**TASK STATEMENT:** Look through the data below and return each line where "Forecast" appears.

**RAW DATA:**
::::::::::

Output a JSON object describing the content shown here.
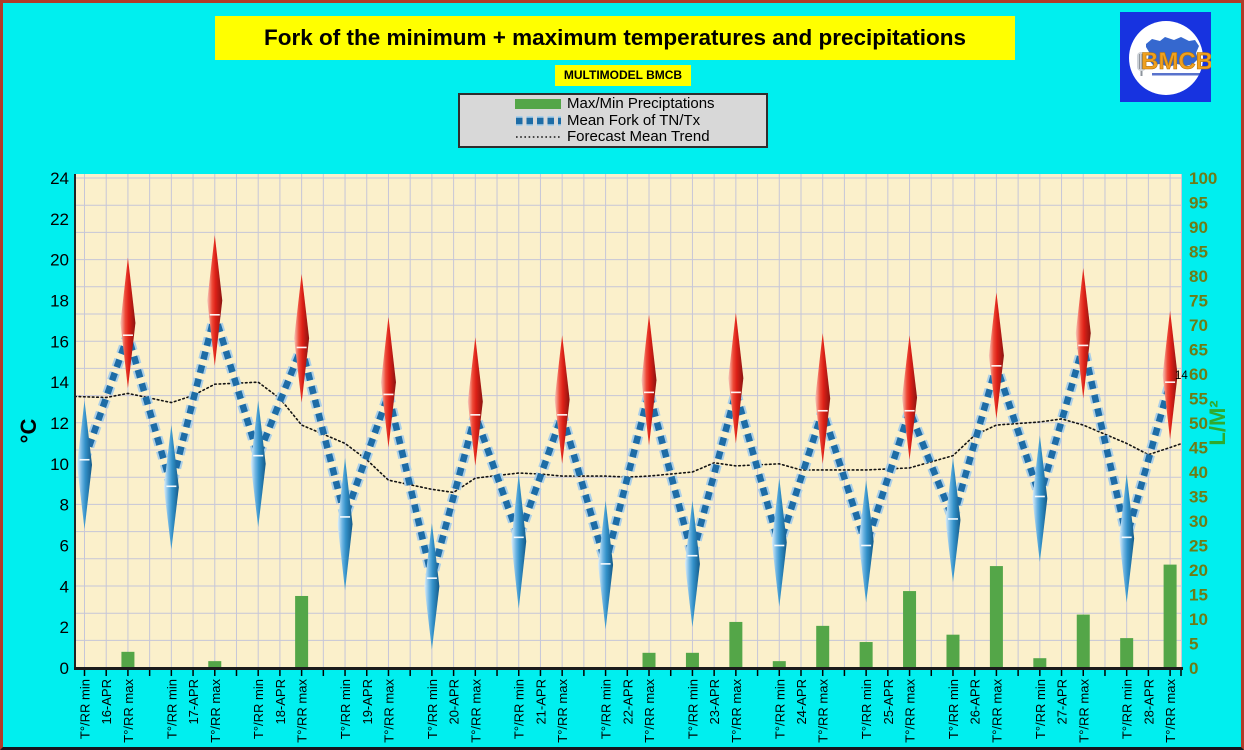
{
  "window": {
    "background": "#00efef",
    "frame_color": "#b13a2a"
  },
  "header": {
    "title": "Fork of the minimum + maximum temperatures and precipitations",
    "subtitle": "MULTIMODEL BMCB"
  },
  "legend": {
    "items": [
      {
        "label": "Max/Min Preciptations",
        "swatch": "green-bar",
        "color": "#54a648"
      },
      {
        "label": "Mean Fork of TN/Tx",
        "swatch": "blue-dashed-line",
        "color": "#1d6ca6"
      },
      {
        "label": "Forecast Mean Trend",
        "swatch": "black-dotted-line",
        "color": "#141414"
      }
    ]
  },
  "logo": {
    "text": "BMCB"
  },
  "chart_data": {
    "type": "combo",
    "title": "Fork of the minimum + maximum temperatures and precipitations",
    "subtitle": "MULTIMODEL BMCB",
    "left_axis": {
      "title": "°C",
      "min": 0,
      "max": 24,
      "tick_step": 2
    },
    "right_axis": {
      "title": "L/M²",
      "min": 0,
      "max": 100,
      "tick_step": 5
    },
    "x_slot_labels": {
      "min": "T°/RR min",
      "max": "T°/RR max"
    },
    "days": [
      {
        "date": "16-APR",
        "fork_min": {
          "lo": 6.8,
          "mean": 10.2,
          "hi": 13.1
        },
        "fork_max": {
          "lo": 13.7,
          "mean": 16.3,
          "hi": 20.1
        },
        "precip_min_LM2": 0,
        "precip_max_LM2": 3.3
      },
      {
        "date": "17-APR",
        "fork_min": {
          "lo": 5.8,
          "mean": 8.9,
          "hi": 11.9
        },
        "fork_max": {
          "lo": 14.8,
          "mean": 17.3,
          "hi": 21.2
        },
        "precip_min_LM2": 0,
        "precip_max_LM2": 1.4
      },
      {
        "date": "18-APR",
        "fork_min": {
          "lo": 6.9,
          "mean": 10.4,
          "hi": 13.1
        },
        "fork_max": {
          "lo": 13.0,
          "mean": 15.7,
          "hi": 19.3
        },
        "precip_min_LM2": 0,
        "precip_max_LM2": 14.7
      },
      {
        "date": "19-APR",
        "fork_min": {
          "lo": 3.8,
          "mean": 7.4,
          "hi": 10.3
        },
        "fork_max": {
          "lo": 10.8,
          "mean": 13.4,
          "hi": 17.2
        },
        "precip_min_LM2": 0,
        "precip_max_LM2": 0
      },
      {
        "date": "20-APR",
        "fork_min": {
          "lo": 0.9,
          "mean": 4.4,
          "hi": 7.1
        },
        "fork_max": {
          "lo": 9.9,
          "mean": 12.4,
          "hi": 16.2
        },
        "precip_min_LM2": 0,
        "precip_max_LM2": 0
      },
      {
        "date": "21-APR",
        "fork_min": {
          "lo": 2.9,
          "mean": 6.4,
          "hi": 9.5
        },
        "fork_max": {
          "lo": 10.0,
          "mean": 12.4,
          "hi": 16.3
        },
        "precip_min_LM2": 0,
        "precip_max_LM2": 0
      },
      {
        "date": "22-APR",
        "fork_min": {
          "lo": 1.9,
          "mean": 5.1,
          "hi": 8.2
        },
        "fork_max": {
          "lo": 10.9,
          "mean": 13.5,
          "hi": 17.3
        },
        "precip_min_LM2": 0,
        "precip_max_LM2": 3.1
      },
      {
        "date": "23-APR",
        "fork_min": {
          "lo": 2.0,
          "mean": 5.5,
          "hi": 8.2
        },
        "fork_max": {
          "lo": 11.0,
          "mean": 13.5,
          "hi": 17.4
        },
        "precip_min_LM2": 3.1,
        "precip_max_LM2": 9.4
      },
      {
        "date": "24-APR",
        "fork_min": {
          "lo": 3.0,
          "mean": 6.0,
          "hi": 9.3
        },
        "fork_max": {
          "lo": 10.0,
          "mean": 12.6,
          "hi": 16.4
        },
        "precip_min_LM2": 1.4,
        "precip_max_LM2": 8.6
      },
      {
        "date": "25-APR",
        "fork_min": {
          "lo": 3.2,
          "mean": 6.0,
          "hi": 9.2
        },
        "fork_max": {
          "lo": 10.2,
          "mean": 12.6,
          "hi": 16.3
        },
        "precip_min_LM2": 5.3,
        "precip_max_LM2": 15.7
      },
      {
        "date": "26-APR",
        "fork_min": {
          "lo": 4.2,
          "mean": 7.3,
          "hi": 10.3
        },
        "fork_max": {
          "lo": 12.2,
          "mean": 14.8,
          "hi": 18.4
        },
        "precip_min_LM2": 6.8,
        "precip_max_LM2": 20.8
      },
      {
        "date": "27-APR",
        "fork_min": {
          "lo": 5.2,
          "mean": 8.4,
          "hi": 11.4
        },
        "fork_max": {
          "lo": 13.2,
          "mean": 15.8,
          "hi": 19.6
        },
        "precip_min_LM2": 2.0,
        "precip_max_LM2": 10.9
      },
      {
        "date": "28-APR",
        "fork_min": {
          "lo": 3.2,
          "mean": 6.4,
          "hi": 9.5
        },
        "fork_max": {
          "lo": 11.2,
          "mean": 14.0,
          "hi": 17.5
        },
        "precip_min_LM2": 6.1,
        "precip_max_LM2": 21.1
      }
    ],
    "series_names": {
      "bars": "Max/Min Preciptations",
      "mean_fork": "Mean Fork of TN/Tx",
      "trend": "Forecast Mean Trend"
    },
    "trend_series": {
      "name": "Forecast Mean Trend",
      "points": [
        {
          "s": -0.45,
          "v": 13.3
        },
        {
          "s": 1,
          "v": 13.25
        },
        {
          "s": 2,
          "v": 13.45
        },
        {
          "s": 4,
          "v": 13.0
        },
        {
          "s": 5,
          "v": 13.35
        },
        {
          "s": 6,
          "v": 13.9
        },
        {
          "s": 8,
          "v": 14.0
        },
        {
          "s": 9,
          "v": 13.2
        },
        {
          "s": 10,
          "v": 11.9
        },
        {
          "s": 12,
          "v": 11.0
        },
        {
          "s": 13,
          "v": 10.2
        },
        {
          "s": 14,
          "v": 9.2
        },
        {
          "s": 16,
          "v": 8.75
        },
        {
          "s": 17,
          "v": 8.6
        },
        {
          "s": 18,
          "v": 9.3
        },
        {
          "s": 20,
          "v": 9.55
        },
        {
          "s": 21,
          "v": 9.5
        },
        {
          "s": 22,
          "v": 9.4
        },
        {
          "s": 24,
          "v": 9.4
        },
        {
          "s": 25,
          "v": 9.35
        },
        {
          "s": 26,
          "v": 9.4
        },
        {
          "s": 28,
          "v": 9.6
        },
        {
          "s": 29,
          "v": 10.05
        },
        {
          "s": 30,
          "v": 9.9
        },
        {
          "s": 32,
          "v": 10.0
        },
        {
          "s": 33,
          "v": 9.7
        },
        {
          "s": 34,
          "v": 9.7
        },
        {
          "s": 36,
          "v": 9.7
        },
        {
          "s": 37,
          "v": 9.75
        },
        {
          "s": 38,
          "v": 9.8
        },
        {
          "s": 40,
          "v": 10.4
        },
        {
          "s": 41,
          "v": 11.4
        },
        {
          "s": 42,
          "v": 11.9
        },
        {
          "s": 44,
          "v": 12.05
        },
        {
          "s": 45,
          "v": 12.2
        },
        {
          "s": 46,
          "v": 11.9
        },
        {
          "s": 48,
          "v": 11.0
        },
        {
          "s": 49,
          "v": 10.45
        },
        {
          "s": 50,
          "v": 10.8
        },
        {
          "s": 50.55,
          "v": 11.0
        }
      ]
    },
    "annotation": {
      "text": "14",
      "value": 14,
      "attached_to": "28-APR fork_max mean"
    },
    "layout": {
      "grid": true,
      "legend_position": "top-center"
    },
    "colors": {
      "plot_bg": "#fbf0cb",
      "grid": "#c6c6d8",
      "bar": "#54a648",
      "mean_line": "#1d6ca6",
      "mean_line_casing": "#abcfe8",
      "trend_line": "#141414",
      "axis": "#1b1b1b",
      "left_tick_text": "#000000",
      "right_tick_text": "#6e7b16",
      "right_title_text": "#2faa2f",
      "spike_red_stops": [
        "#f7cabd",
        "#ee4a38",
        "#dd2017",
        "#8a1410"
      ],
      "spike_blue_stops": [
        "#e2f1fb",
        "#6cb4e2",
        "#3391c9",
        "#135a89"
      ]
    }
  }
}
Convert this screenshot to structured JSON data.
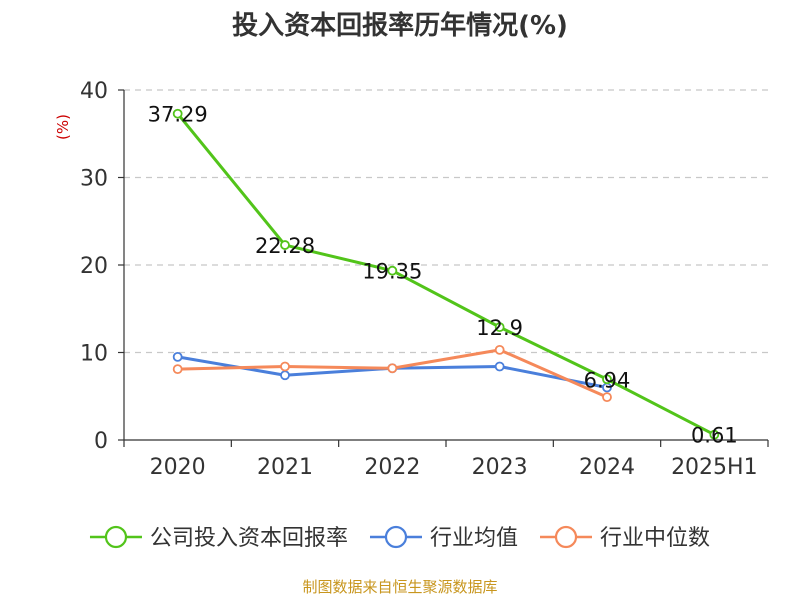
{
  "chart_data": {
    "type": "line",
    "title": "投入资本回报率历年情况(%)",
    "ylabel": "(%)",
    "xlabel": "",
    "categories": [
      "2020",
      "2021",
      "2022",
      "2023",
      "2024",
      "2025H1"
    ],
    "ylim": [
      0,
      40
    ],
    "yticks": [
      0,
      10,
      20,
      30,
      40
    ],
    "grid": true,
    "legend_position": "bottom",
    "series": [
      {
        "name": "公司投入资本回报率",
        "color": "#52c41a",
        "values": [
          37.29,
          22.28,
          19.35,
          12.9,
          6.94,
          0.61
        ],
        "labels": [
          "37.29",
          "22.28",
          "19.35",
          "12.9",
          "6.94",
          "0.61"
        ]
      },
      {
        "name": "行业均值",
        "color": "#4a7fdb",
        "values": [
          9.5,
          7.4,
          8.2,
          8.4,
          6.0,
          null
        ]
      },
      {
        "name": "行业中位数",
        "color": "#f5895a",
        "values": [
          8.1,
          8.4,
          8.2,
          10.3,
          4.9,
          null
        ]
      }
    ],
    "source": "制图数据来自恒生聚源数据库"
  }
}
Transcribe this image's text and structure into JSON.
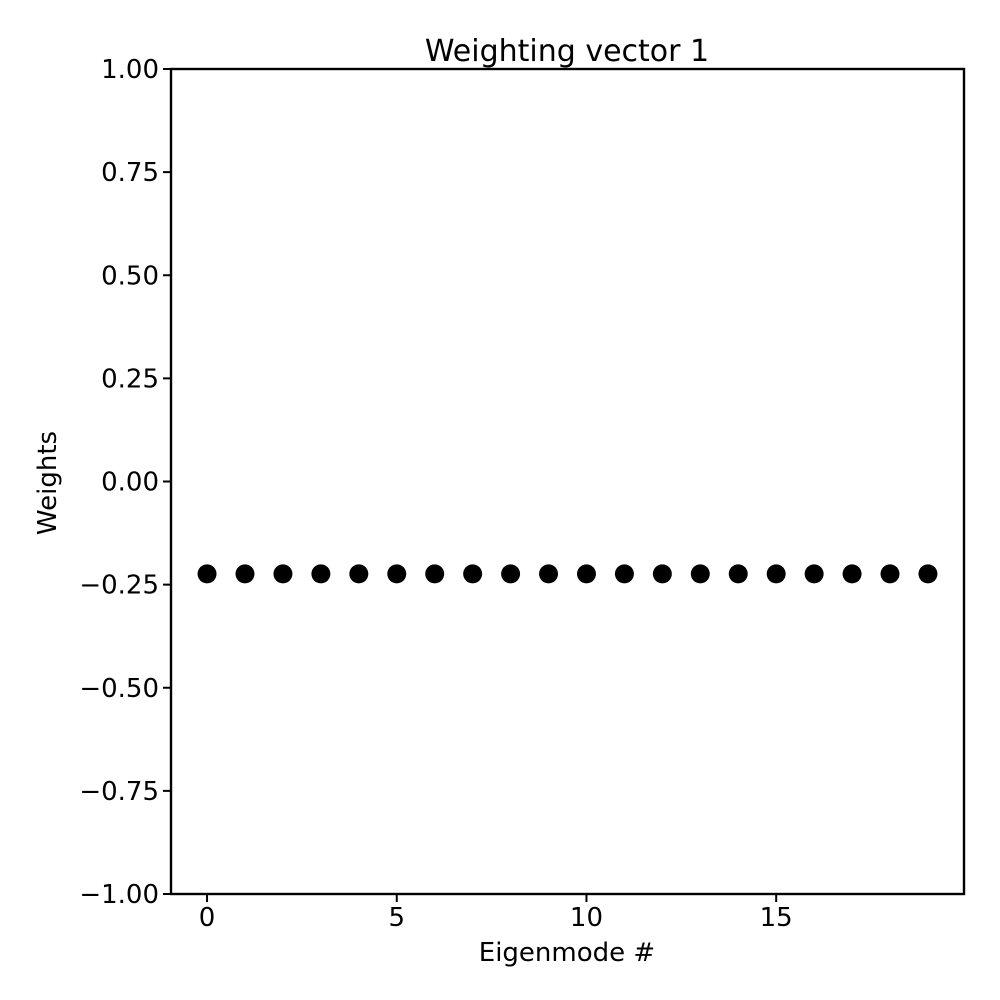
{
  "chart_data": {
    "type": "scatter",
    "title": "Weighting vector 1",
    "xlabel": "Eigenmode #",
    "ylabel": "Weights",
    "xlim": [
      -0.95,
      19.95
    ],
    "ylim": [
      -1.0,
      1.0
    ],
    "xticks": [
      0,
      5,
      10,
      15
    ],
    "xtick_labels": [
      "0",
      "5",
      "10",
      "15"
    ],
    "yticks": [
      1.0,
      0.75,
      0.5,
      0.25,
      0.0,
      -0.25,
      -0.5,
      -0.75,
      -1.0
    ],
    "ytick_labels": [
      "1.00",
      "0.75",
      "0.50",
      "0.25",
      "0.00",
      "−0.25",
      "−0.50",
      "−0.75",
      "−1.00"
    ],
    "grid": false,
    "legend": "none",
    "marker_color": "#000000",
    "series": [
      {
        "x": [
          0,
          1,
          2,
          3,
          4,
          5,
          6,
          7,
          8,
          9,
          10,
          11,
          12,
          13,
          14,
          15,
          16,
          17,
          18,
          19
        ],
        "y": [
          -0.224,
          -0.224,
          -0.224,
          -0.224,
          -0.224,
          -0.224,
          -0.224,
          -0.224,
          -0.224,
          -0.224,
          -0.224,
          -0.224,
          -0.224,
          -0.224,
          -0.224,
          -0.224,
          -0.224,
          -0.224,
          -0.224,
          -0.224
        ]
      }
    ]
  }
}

::::::::::

**RESULT OF THE TASK:**
        "label": "Forecast Mean Trend",
      "trend": "Forecast Mean Trend"
      "name": "Forecast Mean Trend",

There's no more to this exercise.